*WHAT YOU ARE ASKED TO DO:* Pull out every line below that contains the word "image".

*MATERIAL:*
[START]

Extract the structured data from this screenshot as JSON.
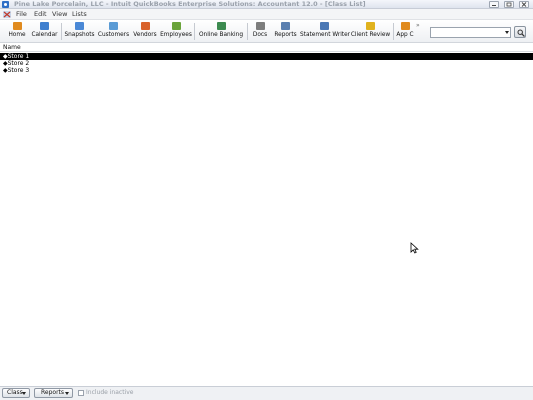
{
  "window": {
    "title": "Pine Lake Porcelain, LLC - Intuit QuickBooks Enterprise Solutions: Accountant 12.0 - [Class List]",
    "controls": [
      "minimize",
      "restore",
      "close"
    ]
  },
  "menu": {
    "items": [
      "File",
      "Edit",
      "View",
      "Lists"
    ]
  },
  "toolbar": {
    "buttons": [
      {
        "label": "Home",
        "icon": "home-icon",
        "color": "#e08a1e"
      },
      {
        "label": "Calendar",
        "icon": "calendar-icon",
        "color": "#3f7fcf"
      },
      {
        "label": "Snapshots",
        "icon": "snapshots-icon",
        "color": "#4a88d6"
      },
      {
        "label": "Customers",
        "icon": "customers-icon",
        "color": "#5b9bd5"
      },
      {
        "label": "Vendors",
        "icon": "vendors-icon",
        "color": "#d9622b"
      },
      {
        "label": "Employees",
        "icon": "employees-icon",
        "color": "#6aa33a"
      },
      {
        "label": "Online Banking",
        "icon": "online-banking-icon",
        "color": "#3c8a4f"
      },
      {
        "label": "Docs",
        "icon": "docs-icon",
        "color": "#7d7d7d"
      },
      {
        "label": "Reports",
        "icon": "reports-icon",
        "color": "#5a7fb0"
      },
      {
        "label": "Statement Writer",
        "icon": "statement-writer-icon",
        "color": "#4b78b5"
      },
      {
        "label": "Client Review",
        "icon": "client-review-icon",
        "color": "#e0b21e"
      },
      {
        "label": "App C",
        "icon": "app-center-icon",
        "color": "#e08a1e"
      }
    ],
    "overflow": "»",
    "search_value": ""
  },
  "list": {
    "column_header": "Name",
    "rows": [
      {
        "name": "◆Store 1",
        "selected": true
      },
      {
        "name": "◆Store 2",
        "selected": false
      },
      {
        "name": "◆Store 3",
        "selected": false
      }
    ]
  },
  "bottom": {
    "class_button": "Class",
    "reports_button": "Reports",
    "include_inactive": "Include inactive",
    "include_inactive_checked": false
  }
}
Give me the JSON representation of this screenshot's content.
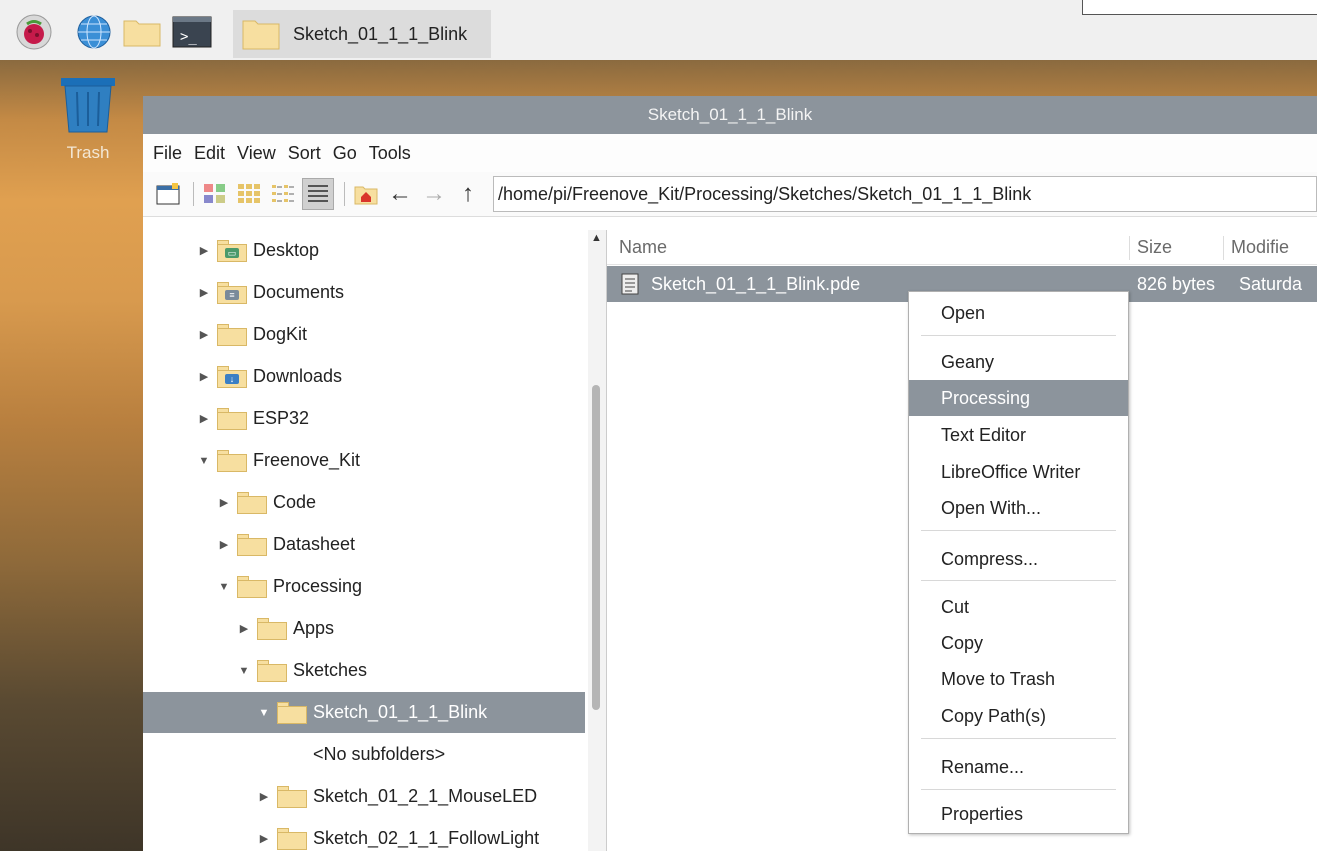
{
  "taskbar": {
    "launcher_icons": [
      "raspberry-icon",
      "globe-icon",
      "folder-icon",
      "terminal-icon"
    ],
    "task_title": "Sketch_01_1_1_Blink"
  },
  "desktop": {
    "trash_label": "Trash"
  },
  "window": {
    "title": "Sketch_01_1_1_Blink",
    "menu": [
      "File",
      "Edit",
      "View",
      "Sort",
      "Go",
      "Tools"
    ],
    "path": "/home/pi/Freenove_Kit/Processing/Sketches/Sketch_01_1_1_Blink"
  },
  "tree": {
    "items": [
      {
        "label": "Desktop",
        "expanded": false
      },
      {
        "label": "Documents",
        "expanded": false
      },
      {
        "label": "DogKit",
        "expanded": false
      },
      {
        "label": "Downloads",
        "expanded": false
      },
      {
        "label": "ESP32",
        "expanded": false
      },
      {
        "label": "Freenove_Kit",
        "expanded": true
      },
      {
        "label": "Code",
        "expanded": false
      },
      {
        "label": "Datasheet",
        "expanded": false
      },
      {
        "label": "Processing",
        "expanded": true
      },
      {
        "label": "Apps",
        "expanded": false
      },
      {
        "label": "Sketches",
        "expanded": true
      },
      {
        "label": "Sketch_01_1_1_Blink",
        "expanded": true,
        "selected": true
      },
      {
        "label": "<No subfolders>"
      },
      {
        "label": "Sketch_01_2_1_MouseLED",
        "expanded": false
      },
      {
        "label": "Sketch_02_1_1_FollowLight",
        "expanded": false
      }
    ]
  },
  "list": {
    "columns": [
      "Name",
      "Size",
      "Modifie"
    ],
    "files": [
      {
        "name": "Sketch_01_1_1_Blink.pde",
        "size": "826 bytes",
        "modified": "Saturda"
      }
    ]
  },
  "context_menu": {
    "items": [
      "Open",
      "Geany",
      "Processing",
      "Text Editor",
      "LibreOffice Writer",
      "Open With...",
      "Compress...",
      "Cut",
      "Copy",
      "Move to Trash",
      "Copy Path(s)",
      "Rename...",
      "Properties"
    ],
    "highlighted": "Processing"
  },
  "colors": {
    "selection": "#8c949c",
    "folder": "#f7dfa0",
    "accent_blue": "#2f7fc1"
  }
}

[END]
[START]

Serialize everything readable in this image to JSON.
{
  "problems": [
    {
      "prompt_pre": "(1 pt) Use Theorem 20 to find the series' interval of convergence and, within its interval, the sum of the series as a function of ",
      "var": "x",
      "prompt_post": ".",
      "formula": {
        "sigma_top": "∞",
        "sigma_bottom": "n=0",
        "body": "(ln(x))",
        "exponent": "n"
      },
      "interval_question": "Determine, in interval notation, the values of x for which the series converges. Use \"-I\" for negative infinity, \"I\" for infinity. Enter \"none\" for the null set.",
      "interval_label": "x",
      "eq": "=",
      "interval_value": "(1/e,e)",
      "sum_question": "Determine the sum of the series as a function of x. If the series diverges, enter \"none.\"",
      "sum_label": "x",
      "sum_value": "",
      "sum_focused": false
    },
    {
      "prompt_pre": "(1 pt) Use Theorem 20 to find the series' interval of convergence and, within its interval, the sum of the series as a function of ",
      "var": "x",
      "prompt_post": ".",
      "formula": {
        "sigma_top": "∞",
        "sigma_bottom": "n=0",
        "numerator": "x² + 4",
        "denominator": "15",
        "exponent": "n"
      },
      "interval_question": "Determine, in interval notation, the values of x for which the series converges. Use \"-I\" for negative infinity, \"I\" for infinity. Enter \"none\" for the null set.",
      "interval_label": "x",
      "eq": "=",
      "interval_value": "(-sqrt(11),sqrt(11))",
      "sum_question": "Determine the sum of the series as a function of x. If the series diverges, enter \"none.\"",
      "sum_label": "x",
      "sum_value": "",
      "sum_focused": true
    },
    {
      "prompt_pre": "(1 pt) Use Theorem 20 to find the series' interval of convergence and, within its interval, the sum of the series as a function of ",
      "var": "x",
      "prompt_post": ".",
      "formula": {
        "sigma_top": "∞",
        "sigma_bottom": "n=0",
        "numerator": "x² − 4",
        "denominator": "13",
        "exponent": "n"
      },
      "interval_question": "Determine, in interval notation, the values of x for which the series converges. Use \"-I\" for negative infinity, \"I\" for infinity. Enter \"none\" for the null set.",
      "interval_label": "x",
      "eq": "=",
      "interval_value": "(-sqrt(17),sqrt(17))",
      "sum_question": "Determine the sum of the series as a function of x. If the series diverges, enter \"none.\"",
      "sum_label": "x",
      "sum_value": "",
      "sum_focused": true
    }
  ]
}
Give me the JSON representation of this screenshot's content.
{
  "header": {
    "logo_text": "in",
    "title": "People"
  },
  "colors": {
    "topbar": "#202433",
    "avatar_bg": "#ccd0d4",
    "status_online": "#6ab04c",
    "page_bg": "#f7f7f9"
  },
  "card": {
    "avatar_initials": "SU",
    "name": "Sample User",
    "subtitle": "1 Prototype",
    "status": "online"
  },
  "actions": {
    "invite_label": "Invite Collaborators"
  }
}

[END]
[START]

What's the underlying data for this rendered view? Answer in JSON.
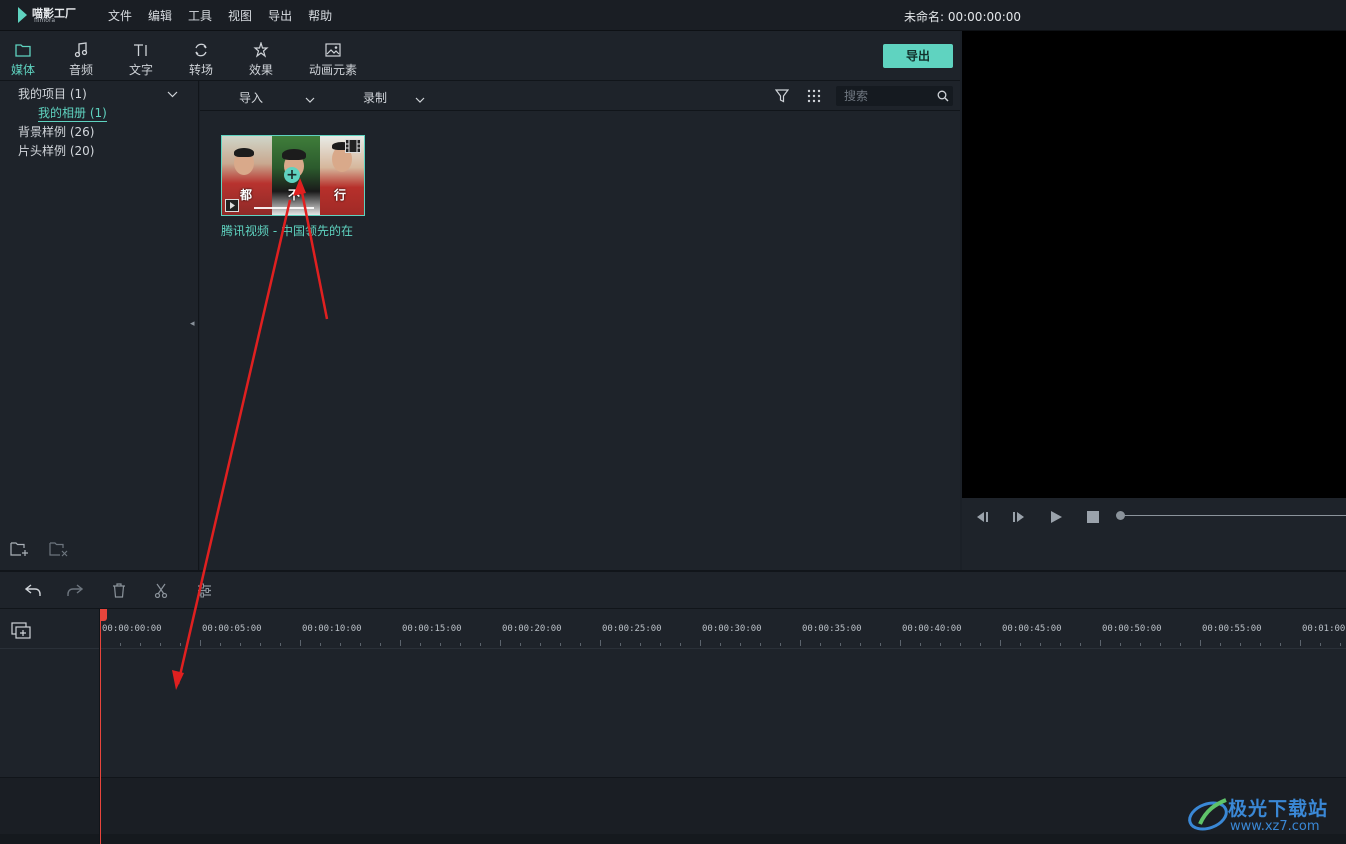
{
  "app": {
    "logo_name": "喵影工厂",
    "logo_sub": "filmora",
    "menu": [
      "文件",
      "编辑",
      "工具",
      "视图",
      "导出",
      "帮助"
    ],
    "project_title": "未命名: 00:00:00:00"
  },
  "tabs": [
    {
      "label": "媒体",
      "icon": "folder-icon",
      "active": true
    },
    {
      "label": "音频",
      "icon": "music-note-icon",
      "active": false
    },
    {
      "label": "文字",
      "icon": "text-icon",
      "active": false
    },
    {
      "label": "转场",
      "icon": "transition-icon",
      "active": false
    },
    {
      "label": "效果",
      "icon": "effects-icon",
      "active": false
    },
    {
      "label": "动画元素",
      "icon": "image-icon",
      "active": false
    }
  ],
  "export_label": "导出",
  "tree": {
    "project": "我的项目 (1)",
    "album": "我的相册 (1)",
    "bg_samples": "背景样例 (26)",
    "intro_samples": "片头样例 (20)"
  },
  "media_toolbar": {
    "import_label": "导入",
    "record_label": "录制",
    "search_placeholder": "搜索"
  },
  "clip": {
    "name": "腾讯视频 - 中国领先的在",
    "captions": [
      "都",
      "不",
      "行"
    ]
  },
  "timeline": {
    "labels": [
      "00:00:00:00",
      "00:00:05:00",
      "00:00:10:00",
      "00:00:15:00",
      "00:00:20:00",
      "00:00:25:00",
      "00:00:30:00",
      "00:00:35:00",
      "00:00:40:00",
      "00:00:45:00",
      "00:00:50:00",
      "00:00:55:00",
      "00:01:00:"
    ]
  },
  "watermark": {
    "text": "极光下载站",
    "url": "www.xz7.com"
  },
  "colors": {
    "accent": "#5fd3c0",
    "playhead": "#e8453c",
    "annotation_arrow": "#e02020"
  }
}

[END]

*FINAL RESULT:*
Serialize everything readable in this image to JSON.
      "icon": "image-icon",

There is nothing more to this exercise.